▸ **DATA FOR THIS EXERCISE**
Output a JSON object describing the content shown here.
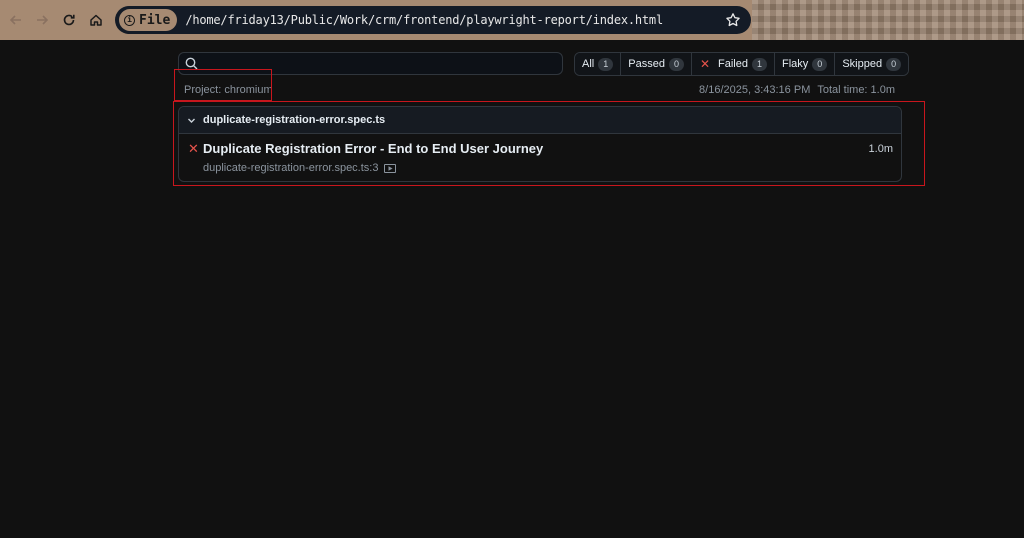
{
  "browser": {
    "file_chip": "File",
    "url": "/home/friday13/Public/Work/crm/frontend/playwright-report/index.html"
  },
  "search": {
    "placeholder": ""
  },
  "filters": [
    {
      "label": "All",
      "count": "1"
    },
    {
      "label": "Passed",
      "count": "0"
    },
    {
      "label": "Failed",
      "count": "1"
    },
    {
      "label": "Flaky",
      "count": "0"
    },
    {
      "label": "Skipped",
      "count": "0"
    }
  ],
  "report": {
    "project": "Project: chromium",
    "timestamp": "8/16/2025, 3:43:16 PM",
    "total_time": "Total time: 1.0m"
  },
  "file": {
    "name": "duplicate-registration-error.spec.ts",
    "tests": [
      {
        "title": "Duplicate Registration Error - End to End User Journey",
        "location": "duplicate-registration-error.spec.ts:3",
        "duration": "1.0m",
        "status": "failed"
      }
    ]
  },
  "colors": {
    "failed": "#e5534b",
    "highlight": "#c8161d",
    "toolbar": "#a68a72"
  }
}
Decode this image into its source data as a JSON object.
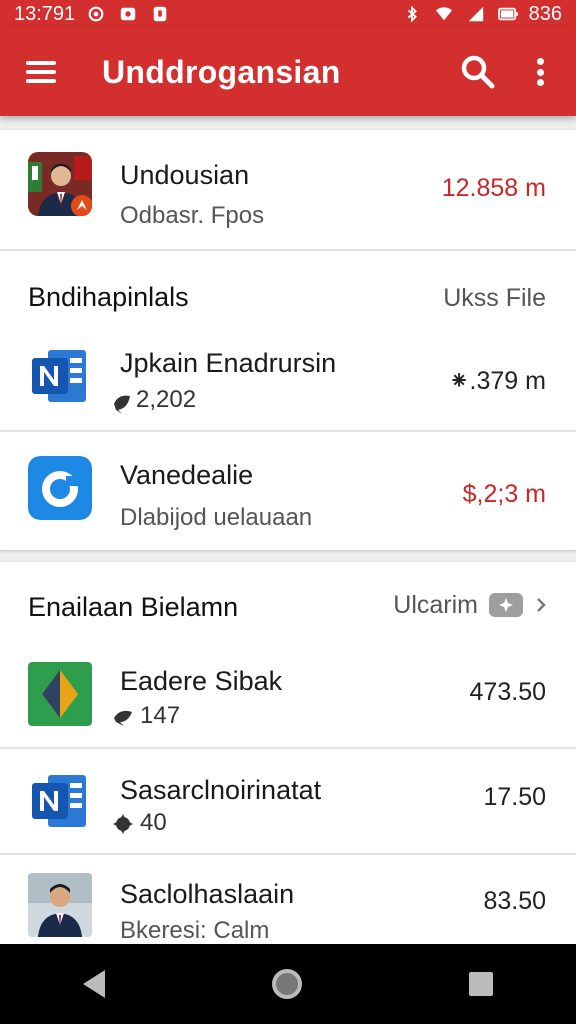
{
  "status_bar": {
    "time": "13:791",
    "battery_text": "836"
  },
  "app_bar": {
    "title": "Unddrogansian"
  },
  "account": {
    "name": "Undousian",
    "subtitle": "Odbasr. Fpos",
    "amount": "12.858 m"
  },
  "section1": {
    "header": "Bndihapinlals",
    "link": "Ukss File",
    "items": [
      {
        "title": "Jpkain Enadrursin",
        "subtitle": "2,202",
        "amount": "⁕.379 m",
        "icon": "onenote-icon"
      },
      {
        "title": "Vanedealie",
        "subtitle": "Dlabijod uelauaan",
        "amount": "$,2;3 m",
        "icon": "blue-circle-app-icon"
      }
    ]
  },
  "section2": {
    "header": "Enailaan Bielamn",
    "link": "Ulcarim",
    "items": [
      {
        "title": "Eadere Sibak",
        "subtitle": "147",
        "amount": "473.50",
        "icon": "green-diamond-app-icon"
      },
      {
        "title": "Sasarclnoirinatat",
        "subtitle": "40",
        "amount": "17.50",
        "icon": "onenote-icon"
      },
      {
        "title": "Saclolhaslaain",
        "subtitle": "Bkeresi: Calm",
        "amount": "83.50",
        "icon": "person-photo"
      }
    ]
  },
  "colors": {
    "primary": "#d32f2f",
    "amount_red": "#c62828"
  }
}
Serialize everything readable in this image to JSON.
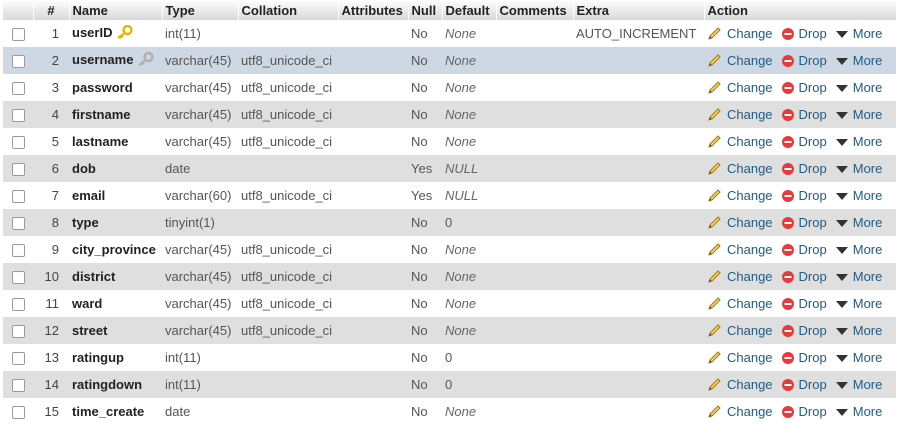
{
  "columns": {
    "num": "#",
    "name": "Name",
    "type": "Type",
    "collation": "Collation",
    "attributes": "Attributes",
    "null": "Null",
    "default": "Default",
    "comments": "Comments",
    "extra": "Extra",
    "action": "Action"
  },
  "actions": {
    "change": "Change",
    "drop": "Drop",
    "more": "More"
  },
  "rows": [
    {
      "num": "1",
      "name": "userID",
      "type": "int(11)",
      "collation": "",
      "attributes": "",
      "null": "No",
      "default": "None",
      "extra": "AUTO_INCREMENT",
      "key": "primary"
    },
    {
      "num": "2",
      "name": "username",
      "type": "varchar(45)",
      "collation": "utf8_unicode_ci",
      "attributes": "",
      "null": "No",
      "default": "None",
      "extra": "",
      "key": "unique"
    },
    {
      "num": "3",
      "name": "password",
      "type": "varchar(45)",
      "collation": "utf8_unicode_ci",
      "attributes": "",
      "null": "No",
      "default": "None",
      "extra": "",
      "key": ""
    },
    {
      "num": "4",
      "name": "firstname",
      "type": "varchar(45)",
      "collation": "utf8_unicode_ci",
      "attributes": "",
      "null": "No",
      "default": "None",
      "extra": "",
      "key": ""
    },
    {
      "num": "5",
      "name": "lastname",
      "type": "varchar(45)",
      "collation": "utf8_unicode_ci",
      "attributes": "",
      "null": "No",
      "default": "None",
      "extra": "",
      "key": ""
    },
    {
      "num": "6",
      "name": "dob",
      "type": "date",
      "collation": "",
      "attributes": "",
      "null": "Yes",
      "default": "NULL",
      "extra": "",
      "key": ""
    },
    {
      "num": "7",
      "name": "email",
      "type": "varchar(60)",
      "collation": "utf8_unicode_ci",
      "attributes": "",
      "null": "Yes",
      "default": "NULL",
      "extra": "",
      "key": ""
    },
    {
      "num": "8",
      "name": "type",
      "type": "tinyint(1)",
      "collation": "",
      "attributes": "",
      "null": "No",
      "default": "0",
      "extra": "",
      "key": ""
    },
    {
      "num": "9",
      "name": "city_province",
      "type": "varchar(45)",
      "collation": "utf8_unicode_ci",
      "attributes": "",
      "null": "No",
      "default": "None",
      "extra": "",
      "key": ""
    },
    {
      "num": "10",
      "name": "district",
      "type": "varchar(45)",
      "collation": "utf8_unicode_ci",
      "attributes": "",
      "null": "No",
      "default": "None",
      "extra": "",
      "key": ""
    },
    {
      "num": "11",
      "name": "ward",
      "type": "varchar(45)",
      "collation": "utf8_unicode_ci",
      "attributes": "",
      "null": "No",
      "default": "None",
      "extra": "",
      "key": ""
    },
    {
      "num": "12",
      "name": "street",
      "type": "varchar(45)",
      "collation": "utf8_unicode_ci",
      "attributes": "",
      "null": "No",
      "default": "None",
      "extra": "",
      "key": ""
    },
    {
      "num": "13",
      "name": "ratingup",
      "type": "int(11)",
      "collation": "",
      "attributes": "",
      "null": "No",
      "default": "0",
      "extra": "",
      "key": ""
    },
    {
      "num": "14",
      "name": "ratingdown",
      "type": "int(11)",
      "collation": "",
      "attributes": "",
      "null": "No",
      "default": "0",
      "extra": "",
      "key": ""
    },
    {
      "num": "15",
      "name": "time_create",
      "type": "date",
      "collation": "",
      "attributes": "",
      "null": "No",
      "default": "None",
      "extra": "",
      "key": ""
    }
  ],
  "highlighted_row": "2",
  "colors": {
    "link": "#235a81",
    "row_even": "#dfdfdf",
    "row_highlight": "#ced8e4",
    "primary_key": "#e8b400",
    "unique_key": "#b0b0b0",
    "drop_icon": "#e23d3d"
  },
  "icons": {
    "primary_key": "key-icon",
    "unique_key": "key-icon",
    "change": "pencil-icon",
    "drop": "drop-icon",
    "more": "triangle-down-icon"
  }
}
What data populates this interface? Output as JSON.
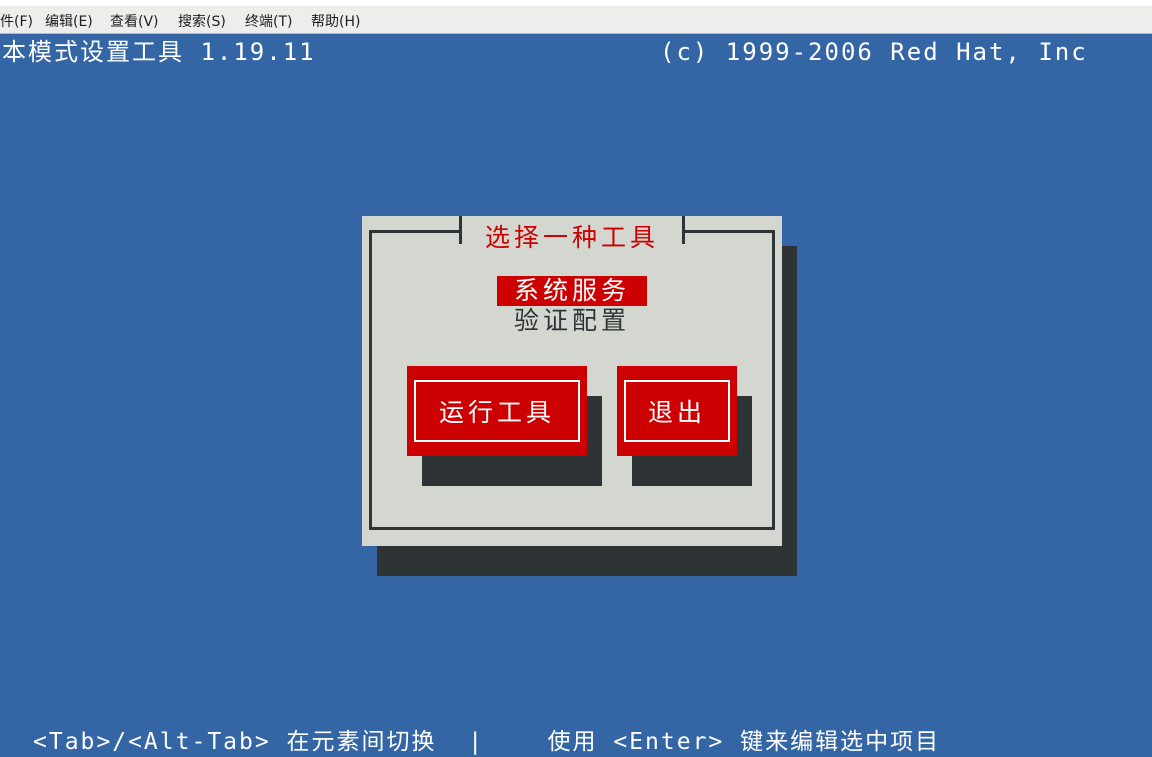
{
  "menubar": {
    "items": [
      "件(F)",
      "编辑(E)",
      "查看(V)",
      "搜索(S)",
      "终端(T)",
      "帮助(H)"
    ]
  },
  "header": {
    "title": "本模式设置工具 1.19.11",
    "copyright": "(c) 1999-2006 Red Hat, Inc"
  },
  "dialog": {
    "title": "选择一种工具",
    "list": [
      {
        "label": "系统服务",
        "selected": true
      },
      {
        "label": "验证配置",
        "selected": false
      }
    ],
    "buttons": {
      "run": "运行工具",
      "quit": "退出"
    }
  },
  "footer": {
    "help": "<Tab>/<Alt-Tab> 在元素间切换  |    使用 <Enter> 键来编辑选中项目"
  },
  "colors": {
    "background": "#3465a4",
    "dialog": "#d3d7cf",
    "accent": "#cc0000",
    "shadow": "#2e3436"
  }
}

▸ **PROBLEM DESCRIPTION**
Without the pictures, write out all of the material exactly.

▸ **IN RESPONSE**
Output a JSON object describing the content shown here.
{
  "browser": {
    "file_chip": "File",
    "url": "/home/friday13/Public/Work/crm/frontend/playwright-report/index.html"
  },
  "search": {
    "placeholder": ""
  },
  "filters": [
    {
      "label": "All",
      "count": "1"
    },
    {
      "label": "Passed",
      "count": "0"
    },
    {
      "label": "Failed",
      "count": "1"
    },
    {
      "label": "Flaky",
      "count": "0"
    },
    {
      "label": "Skipped",
      "count": "0"
    }
  ],
  "report": {
    "project": "Project: chromium",
    "timestamp": "8/16/2025, 3:43:16 PM",
    "total_time": "Total time: 1.0m"
  },
  "file": {
    "name": "duplicate-registration-error.spec.ts",
    "tests": [
      {
        "title": "Duplicate Registration Error - End to End User Journey",
        "location": "duplicate-registration-error.spec.ts:3",
        "duration": "1.0m",
        "status": "failed"
      }
    ]
  },
  "colors": {
    "failed": "#e5534b",
    "highlight": "#c8161d",
    "toolbar": "#a68a72"
  }
}
Decode this image into its source data as a JSON object.
{
  "status_bar": {
    "time": "13:791",
    "battery_text": "836"
  },
  "app_bar": {
    "title": "Unddrogansian"
  },
  "account": {
    "name": "Undousian",
    "subtitle": "Odbasr. Fpos",
    "amount": "12.858 m"
  },
  "section1": {
    "header": "Bndihapinlals",
    "link": "Ukss File",
    "items": [
      {
        "title": "Jpkain Enadrursin",
        "subtitle": "2,202",
        "amount": "⁕.379 m",
        "icon": "onenote-icon"
      },
      {
        "title": "Vanedealie",
        "subtitle": "Dlabijod uelauaan",
        "amount": "$,2;3 m",
        "icon": "blue-circle-app-icon"
      }
    ]
  },
  "section2": {
    "header": "Enailaan Bielamn",
    "link": "Ulcarim",
    "items": [
      {
        "title": "Eadere Sibak",
        "subtitle": "147",
        "amount": "473.50",
        "icon": "green-diamond-app-icon"
      },
      {
        "title": "Sasarclnoirinatat",
        "subtitle": "40",
        "amount": "17.50",
        "icon": "onenote-icon"
      },
      {
        "title": "Saclolhaslaain",
        "subtitle": "Bkeresi: Calm",
        "amount": "83.50",
        "icon": "person-photo"
      }
    ]
  },
  "colors": {
    "primary": "#d32f2f",
    "amount_red": "#c62828"
  }
}
Serialize everything readable in this image to JSON.
{
  "columns": {
    "num": "#",
    "name": "Name",
    "type": "Type",
    "collation": "Collation",
    "attributes": "Attributes",
    "null": "Null",
    "default": "Default",
    "comments": "Comments",
    "extra": "Extra",
    "action": "Action"
  },
  "actions": {
    "change": "Change",
    "drop": "Drop",
    "more": "More"
  },
  "rows": [
    {
      "num": "1",
      "name": "userID",
      "type": "int(11)",
      "collation": "",
      "attributes": "",
      "null": "No",
      "default": "None",
      "extra": "AUTO_INCREMENT",
      "key": "primary"
    },
    {
      "num": "2",
      "name": "username",
      "type": "varchar(45)",
      "collation": "utf8_unicode_ci",
      "attributes": "",
      "null": "No",
      "default": "None",
      "extra": "",
      "key": "unique"
    },
    {
      "num": "3",
      "name": "password",
      "type": "varchar(45)",
      "collation": "utf8_unicode_ci",
      "attributes": "",
      "null": "No",
      "default": "None",
      "extra": "",
      "key": ""
    },
    {
      "num": "4",
      "name": "firstname",
      "type": "varchar(45)",
      "collation": "utf8_unicode_ci",
      "attributes": "",
      "null": "No",
      "default": "None",
      "extra": "",
      "key": ""
    },
    {
      "num": "5",
      "name": "lastname",
      "type": "varchar(45)",
      "collation": "utf8_unicode_ci",
      "attributes": "",
      "null": "No",
      "default": "None",
      "extra": "",
      "key": ""
    },
    {
      "num": "6",
      "name": "dob",
      "type": "date",
      "collation": "",
      "attributes": "",
      "null": "Yes",
      "default": "NULL",
      "extra": "",
      "key": ""
    },
    {
      "num": "7",
      "name": "email",
      "type": "varchar(60)",
      "collation": "utf8_unicode_ci",
      "attributes": "",
      "null": "Yes",
      "default": "NULL",
      "extra": "",
      "key": ""
    },
    {
      "num": "8",
      "name": "type",
      "type": "tinyint(1)",
      "collation": "",
      "attributes": "",
      "null": "No",
      "default": "0",
      "extra": "",
      "key": ""
    },
    {
      "num": "9",
      "name": "city_province",
      "type": "varchar(45)",
      "collation": "utf8_unicode_ci",
      "attributes": "",
      "null": "No",
      "default": "None",
      "extra": "",
      "key": ""
    },
    {
      "num": "10",
      "name": "district",
      "type": "varchar(45)",
      "collation": "utf8_unicode_ci",
      "attributes": "",
      "null": "No",
      "default": "None",
      "extra": "",
      "key": ""
    },
    {
      "num": "11",
      "name": "ward",
      "type": "varchar(45)",
      "collation": "utf8_unicode_ci",
      "attributes": "",
      "null": "No",
      "default": "None",
      "extra": "",
      "key": ""
    },
    {
      "num": "12",
      "name": "street",
      "type": "varchar(45)",
      "collation": "utf8_unicode_ci",
      "attributes": "",
      "null": "No",
      "default": "None",
      "extra": "",
      "key": ""
    },
    {
      "num": "13",
      "name": "ratingup",
      "type": "int(11)",
      "collation": "",
      "attributes": "",
      "null": "No",
      "default": "0",
      "extra": "",
      "key": ""
    },
    {
      "num": "14",
      "name": "ratingdown",
      "type": "int(11)",
      "collation": "",
      "attributes": "",
      "null": "No",
      "default": "0",
      "extra": "",
      "key": ""
    },
    {
      "num": "15",
      "name": "time_create",
      "type": "date",
      "collation": "",
      "attributes": "",
      "null": "No",
      "default": "None",
      "extra": "",
      "key": ""
    }
  ],
  "highlighted_row": "2",
  "colors": {
    "link": "#235a81",
    "row_even": "#dfdfdf",
    "row_highlight": "#ced8e4",
    "primary_key": "#e8b400",
    "unique_key": "#b0b0b0",
    "drop_icon": "#e23d3d"
  },
  "icons": {
    "primary_key": "key-icon",
    "unique_key": "key-icon",
    "change": "pencil-icon",
    "drop": "drop-icon",
    "more": "triangle-down-icon"
  }
}
What data populates this interface? Output as JSON.
{
  "menubar": {
    "items": [
      "件(F)",
      "编辑(E)",
      "查看(V)",
      "搜索(S)",
      "终端(T)",
      "帮助(H)"
    ]
  },
  "header": {
    "title": "本模式设置工具 1.19.11",
    "copyright": "(c) 1999-2006 Red Hat, Inc"
  },
  "dialog": {
    "title": "选择一种工具",
    "list": [
      {
        "label": "系统服务",
        "selected": true
      },
      {
        "label": "验证配置",
        "selected": false
      }
    ],
    "buttons": {
      "run": "运行工具",
      "quit": "退出"
    }
  },
  "footer": {
    "help": "<Tab>/<Alt-Tab> 在元素间切换  |    使用 <Enter> 键来编辑选中项目"
  },
  "colors": {
    "background": "#3465a4",
    "dialog": "#d3d7cf",
    "accent": "#cc0000",
    "shadow": "#2e3436"
  }
}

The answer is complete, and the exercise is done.